=== Vorliegender Text ===

Startseite>Wissen>SCHOCKIERENDE TODESZAHLEN BEI JUGENDLICHEN NACH COVID-IMPFUNG IN NEUSEELAND AUFGEDECKT
Schockierende Todeszahlen bei Jugendlichen nach Covid-Impfung in Neuseeland aufgedeckt
Ein um 188 Prozent erhöhtes Sterberisiko innerhalb der folgenden drei Monate gab es laut Daten aus Neuseeland bei Jugendlichen zwischen 12 und 19 Jahren nach der Covid-Impfung.
M
Michael SteinerRedaktion

Eine neue Analyse offizieller Gesundheitsdaten aus Neuseeland enthüllt beunruhigende Erkenntnisse zur Sterblichkeit nach mRNA-Impfungen, insbesondere bei jungen Menschen. Die jetzt durch eine Informationsfreiheitsanfrage zugänglich gemachten Daten zeigen eine dramatische Erhöhung des Sterberisikos in den ersten drei Monaten nach der Impfung - vor allem in den jüngeren Altersgruppen.

=== Datensätze ===

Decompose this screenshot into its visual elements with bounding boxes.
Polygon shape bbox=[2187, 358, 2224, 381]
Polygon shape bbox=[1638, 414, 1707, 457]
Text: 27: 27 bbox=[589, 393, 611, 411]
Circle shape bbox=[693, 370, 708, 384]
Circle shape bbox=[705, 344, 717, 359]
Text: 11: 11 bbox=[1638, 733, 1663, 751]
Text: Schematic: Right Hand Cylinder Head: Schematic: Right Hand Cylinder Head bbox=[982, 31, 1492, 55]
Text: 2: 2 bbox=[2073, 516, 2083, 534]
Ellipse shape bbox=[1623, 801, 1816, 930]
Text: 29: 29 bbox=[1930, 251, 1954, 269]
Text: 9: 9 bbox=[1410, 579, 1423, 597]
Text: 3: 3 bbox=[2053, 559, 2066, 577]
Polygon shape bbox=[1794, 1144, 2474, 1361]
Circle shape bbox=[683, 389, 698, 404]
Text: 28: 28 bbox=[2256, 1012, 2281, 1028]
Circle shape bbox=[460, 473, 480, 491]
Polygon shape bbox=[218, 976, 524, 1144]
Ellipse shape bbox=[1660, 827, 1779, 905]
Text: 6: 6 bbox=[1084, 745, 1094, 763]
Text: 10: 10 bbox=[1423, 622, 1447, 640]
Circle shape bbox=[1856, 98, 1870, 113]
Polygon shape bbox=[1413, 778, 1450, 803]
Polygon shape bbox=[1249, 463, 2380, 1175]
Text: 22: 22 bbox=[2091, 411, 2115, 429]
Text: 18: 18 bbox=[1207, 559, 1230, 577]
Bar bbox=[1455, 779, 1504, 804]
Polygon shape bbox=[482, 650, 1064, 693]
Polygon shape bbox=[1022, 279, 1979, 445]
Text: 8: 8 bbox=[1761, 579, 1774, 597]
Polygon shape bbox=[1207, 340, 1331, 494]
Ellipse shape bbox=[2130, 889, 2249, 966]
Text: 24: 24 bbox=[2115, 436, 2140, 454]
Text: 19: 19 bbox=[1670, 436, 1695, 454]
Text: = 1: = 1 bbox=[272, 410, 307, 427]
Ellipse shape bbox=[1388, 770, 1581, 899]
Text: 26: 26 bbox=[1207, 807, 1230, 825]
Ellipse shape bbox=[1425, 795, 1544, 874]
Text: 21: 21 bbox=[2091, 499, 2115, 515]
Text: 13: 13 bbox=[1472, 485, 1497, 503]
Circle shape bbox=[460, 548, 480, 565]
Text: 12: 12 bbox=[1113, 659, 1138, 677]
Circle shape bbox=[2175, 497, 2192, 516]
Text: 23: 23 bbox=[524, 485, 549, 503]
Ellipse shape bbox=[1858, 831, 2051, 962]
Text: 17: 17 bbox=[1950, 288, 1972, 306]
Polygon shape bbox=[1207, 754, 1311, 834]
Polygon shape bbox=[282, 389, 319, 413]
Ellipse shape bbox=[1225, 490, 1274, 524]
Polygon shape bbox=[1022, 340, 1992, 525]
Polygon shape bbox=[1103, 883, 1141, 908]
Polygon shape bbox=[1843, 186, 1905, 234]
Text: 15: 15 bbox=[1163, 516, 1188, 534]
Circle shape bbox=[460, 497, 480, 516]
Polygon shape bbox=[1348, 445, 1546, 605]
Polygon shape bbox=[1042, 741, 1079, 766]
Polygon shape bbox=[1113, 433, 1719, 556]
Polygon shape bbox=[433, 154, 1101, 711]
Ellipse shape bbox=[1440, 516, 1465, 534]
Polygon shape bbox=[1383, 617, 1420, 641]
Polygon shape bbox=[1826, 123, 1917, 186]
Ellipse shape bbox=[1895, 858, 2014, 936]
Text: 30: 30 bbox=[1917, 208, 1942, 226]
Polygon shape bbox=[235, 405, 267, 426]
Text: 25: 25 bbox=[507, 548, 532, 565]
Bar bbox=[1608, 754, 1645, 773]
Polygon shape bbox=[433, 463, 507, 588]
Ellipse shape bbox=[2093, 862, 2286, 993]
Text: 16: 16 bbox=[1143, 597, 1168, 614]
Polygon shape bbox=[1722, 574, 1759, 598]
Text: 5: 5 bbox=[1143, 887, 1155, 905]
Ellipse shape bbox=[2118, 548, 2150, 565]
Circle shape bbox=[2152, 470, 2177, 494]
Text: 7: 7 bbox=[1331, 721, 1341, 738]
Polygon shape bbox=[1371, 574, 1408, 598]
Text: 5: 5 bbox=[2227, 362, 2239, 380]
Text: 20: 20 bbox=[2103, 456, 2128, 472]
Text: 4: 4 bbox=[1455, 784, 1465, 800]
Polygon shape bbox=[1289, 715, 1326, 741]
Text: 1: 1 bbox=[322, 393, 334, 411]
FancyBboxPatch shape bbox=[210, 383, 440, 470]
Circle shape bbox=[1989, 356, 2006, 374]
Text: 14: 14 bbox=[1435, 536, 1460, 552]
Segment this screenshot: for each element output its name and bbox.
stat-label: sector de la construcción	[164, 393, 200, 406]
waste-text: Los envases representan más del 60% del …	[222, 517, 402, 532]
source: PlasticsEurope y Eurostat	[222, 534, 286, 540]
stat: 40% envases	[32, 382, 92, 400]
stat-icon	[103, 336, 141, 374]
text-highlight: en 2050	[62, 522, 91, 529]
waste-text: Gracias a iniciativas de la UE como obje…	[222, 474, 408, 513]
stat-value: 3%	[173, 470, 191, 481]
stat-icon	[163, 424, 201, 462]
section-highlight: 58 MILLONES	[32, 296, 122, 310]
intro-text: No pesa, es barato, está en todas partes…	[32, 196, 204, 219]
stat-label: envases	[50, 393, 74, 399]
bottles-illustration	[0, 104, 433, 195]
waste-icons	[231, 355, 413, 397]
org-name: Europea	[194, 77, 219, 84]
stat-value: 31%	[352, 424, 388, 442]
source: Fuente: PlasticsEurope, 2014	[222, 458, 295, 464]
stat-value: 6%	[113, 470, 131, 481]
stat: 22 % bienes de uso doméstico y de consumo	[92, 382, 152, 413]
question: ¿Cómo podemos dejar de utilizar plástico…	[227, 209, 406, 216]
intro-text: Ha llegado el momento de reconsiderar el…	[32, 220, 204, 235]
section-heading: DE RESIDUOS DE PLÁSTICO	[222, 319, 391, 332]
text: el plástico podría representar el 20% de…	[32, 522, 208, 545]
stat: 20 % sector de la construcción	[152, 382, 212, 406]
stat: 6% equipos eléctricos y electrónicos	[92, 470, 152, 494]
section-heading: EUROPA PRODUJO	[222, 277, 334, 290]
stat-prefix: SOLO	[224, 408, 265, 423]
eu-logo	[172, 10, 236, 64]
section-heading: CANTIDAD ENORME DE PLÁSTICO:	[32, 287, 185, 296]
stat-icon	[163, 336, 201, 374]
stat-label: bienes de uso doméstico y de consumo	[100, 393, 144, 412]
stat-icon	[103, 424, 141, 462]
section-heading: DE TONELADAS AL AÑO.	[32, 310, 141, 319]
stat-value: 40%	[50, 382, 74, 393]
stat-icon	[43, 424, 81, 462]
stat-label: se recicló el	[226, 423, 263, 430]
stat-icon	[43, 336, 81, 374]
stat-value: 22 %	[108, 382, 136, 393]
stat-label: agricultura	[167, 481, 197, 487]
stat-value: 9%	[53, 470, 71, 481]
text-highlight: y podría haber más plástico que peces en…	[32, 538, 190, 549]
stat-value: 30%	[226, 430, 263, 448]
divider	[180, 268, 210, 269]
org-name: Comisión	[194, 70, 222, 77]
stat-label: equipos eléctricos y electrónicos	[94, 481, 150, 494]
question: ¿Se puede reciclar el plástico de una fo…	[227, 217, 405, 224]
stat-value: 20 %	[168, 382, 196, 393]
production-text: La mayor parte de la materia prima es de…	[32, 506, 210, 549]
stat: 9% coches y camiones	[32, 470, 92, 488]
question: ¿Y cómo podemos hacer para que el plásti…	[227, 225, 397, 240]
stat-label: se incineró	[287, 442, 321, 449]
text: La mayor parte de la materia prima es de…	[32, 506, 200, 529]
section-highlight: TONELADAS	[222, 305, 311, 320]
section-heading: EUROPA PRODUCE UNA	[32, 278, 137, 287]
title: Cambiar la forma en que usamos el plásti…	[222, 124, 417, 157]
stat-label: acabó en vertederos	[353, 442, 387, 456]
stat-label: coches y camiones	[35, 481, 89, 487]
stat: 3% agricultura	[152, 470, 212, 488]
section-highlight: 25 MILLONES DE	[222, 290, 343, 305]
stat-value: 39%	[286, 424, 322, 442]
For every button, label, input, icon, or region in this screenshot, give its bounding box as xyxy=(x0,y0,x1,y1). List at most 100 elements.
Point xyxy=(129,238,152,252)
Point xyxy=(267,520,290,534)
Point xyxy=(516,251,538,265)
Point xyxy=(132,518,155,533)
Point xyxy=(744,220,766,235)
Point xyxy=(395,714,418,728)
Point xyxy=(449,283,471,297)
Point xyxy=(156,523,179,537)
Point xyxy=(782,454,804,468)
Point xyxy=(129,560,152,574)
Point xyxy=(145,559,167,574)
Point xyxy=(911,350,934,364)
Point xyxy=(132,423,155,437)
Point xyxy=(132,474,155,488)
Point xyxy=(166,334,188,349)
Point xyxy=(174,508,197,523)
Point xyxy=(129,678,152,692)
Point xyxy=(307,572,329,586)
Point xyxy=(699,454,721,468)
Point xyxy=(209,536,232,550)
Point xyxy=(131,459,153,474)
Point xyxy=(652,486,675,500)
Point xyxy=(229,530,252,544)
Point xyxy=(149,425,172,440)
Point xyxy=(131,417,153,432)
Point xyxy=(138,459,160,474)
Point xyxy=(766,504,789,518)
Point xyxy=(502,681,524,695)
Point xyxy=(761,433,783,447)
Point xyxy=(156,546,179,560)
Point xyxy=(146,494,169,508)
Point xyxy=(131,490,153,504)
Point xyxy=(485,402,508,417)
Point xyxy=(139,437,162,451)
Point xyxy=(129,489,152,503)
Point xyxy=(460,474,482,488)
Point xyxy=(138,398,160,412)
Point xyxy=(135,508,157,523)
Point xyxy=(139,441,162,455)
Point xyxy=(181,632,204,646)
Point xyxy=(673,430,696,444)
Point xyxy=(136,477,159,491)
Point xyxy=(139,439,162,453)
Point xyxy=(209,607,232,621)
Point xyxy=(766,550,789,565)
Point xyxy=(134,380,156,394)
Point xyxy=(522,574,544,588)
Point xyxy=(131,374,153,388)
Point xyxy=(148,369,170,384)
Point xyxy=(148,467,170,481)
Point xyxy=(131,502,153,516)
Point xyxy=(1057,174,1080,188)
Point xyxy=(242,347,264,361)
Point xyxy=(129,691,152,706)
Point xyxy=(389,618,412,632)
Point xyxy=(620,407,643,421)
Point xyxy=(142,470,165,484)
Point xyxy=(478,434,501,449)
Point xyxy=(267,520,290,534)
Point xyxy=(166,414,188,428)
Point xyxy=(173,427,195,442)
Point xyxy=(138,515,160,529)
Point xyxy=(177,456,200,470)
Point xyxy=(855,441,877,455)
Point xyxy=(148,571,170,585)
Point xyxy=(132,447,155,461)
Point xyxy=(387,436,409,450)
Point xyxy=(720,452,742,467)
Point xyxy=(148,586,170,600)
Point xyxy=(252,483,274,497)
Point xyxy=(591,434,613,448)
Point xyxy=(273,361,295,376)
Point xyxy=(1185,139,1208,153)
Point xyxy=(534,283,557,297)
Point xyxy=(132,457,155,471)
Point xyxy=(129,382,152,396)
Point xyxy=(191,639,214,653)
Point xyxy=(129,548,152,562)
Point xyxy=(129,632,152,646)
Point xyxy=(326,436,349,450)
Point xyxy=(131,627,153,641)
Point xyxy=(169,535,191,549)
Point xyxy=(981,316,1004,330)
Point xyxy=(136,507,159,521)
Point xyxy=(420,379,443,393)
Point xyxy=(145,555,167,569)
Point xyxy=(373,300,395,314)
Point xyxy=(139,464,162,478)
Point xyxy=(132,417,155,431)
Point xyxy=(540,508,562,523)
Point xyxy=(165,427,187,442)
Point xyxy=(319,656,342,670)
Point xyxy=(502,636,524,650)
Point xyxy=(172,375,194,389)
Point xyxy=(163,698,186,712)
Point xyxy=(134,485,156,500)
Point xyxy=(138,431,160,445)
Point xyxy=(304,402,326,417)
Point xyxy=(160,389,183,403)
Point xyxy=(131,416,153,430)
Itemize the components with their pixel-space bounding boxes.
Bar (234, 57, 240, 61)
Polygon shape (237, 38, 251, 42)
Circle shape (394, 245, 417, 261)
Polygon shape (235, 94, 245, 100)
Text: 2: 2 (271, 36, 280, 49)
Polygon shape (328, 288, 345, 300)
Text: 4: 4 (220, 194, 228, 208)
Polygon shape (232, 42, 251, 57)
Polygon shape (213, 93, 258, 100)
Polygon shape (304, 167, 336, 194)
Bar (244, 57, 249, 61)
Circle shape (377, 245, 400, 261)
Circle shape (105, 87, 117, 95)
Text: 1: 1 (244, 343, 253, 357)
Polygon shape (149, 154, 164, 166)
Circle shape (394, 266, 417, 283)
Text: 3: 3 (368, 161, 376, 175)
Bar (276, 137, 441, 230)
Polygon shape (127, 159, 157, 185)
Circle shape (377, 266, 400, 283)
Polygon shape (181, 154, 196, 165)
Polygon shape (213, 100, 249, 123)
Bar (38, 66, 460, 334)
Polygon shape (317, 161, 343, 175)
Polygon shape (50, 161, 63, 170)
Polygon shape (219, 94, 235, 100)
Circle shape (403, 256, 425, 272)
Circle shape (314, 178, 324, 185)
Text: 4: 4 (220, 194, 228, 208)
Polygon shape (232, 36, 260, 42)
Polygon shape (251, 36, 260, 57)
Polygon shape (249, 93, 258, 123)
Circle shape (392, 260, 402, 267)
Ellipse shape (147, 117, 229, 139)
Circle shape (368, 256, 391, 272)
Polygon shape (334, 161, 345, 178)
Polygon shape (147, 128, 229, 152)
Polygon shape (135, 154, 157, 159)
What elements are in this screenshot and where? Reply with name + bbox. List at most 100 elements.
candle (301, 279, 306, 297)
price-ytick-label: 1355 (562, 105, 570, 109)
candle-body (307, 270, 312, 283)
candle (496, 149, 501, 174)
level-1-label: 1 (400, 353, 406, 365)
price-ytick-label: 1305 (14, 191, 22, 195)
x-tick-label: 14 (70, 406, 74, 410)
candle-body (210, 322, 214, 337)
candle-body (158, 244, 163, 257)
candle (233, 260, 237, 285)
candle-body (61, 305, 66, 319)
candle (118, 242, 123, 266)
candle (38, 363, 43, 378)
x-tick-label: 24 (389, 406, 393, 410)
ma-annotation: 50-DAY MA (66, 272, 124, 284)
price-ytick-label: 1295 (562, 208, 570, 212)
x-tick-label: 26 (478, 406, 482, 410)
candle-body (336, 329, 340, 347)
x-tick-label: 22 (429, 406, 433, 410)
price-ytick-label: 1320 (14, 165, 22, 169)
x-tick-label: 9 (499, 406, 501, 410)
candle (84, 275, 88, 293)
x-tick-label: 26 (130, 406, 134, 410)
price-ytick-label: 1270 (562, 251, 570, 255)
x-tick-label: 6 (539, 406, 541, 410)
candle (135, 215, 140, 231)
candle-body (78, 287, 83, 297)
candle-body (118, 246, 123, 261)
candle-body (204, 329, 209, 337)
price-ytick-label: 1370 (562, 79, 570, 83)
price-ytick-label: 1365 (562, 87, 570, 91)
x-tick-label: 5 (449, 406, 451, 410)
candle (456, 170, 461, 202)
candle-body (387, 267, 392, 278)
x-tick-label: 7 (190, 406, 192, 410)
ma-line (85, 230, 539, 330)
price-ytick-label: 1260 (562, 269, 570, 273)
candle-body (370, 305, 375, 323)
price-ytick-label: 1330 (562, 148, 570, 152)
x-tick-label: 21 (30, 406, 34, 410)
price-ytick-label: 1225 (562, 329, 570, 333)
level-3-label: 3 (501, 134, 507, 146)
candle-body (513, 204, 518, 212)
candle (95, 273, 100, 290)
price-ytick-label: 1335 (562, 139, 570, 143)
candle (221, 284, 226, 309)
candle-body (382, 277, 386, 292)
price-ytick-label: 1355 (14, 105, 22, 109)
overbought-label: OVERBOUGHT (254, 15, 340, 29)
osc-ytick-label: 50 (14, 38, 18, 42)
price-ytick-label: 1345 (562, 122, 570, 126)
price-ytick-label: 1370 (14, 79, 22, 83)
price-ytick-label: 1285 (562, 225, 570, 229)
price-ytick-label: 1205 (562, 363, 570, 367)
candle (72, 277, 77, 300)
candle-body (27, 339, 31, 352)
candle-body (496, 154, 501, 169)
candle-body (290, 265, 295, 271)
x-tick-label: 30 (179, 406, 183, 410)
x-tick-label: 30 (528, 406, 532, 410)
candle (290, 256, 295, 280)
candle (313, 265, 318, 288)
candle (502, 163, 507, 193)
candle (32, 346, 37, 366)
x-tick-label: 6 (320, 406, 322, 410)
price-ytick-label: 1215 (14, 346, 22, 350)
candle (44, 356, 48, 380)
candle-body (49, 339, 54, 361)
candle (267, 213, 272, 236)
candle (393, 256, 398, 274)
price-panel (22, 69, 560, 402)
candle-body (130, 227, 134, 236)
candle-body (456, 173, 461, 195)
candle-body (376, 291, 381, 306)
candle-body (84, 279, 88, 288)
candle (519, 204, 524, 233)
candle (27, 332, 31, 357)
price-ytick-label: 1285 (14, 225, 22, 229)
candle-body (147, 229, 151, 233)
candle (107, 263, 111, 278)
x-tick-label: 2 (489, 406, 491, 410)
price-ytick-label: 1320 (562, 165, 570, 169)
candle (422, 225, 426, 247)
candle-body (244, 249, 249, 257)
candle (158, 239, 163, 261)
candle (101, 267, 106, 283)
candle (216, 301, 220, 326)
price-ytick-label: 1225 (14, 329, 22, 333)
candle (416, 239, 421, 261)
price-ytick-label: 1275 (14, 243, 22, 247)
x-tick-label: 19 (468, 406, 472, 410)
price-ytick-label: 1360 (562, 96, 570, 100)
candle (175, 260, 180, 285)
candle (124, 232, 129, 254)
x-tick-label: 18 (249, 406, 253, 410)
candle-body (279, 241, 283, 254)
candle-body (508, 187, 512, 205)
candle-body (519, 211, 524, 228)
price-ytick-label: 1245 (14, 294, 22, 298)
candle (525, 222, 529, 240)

===

## Aufgabe A
Beantworte zum Artikel über Todeszahlen nach der Covid-Impfung in Neuseeland diese Fragen:
(i) Auf welche Altersspanne bezieht sich das erhöhte Sterberisiko?
(ii) Um wie viel Prozent war das Sterberisiko laut den Daten erhöht?
(iii) Auf welchem Weg wurden die Daten zugänglich gemacht?
## Aufgabe B
Schreibe den Artikel über Todeszahlen nach der Covid-Impfung in Neuseeland weiter.

## Lösung A
(i) Auf Jugendliche zwischen 12 und 19 Jahren.
(ii) Um 188 Prozent.
(iii) Durch eine Informationsfreiheitsanfrage.

## Lösung B
Die Zahlen sind alarmierend: Bei Jugendlichen zwischen 12 und 19 Jahren stieg das Sterberisiko im 93-Tage-Zeitraum nach der Impfung um 188 Prozent. In der Altersgruppe der 20- bis 30-Jährigen wurde eine Erhöhung um 83 Prozent festgestellt. Konkret bedeutet dies: Von den insgesamt 254 Todesfällen in der Altersgruppe der 12- bis 19-Jährigen ereigneten sich 67 innerhalb von drei Monaten nach der Impfung - und das, obwohl dieser Zeitraum nur 9 Prozent der Gesamtzeit ausmachte.
Besonders brisant: Die neuseeländische Gesundheitsbehörde Health New Zealand hatte zuvor praktisch jeden Zusammenhang zwischen Impfung und Todesfällen ausgeschlossen. Von 184 gemeldeten Todesfällen wurden 163 als "unwahrscheinlich mit der Impfung verbunden" eingestuft. Nur sechs Fälle wurden als möglicherweise impfbedingt anerkannt.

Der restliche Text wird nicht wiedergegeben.